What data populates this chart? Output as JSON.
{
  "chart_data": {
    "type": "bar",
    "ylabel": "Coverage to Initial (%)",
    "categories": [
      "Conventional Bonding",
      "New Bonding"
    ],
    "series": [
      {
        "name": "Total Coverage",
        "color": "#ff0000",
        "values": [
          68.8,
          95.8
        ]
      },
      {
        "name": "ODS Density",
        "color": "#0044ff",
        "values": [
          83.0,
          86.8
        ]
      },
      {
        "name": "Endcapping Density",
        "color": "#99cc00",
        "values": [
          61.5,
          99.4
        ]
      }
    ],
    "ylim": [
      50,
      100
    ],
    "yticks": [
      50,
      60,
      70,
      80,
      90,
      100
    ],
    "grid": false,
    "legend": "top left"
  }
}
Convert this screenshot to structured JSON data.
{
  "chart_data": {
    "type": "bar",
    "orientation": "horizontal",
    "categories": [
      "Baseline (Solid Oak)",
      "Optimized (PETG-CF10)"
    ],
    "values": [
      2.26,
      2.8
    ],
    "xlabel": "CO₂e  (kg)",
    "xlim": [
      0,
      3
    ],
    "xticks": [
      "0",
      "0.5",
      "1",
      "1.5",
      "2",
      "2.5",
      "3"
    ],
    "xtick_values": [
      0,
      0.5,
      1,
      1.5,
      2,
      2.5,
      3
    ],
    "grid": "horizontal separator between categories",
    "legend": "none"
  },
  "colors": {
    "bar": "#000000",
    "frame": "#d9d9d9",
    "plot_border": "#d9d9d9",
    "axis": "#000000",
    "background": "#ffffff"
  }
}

■ ■ ■ ■

_Problem details_.
Transcribe only the trailing portion of the entries above: the line that contains "Convert this screenshot" and each line after it.

_Task solution_.
Convert this screenshot to structured JSON data.
{
  "chart_data": {
    "type": "bar",
    "orientation": "horizontal",
    "categories": [
      "Baseline (Solid Oak)",
      "Optimized (PETG-CF10)"
    ],
    "values": [
      2.26,
      2.8
    ],
    "xlabel": "CO₂e  (kg)",
    "xlim": [
      0,
      3
    ],
    "xticks": [
      "0",
      "0.5",
      "1",
      "1.5",
      "2",
      "2.5",
      "3"
    ],
    "xtick_values": [
      0,
      0.5,
      1,
      1.5,
      2,
      2.5,
      3
    ],
    "grid": "horizontal separator between categories",
    "legend": "none"
  },
  "colors": {
    "bar": "#000000",
    "frame": "#d9d9d9",
    "plot_border": "#d9d9d9",
    "axis": "#000000",
    "background": "#ffffff"
  }
}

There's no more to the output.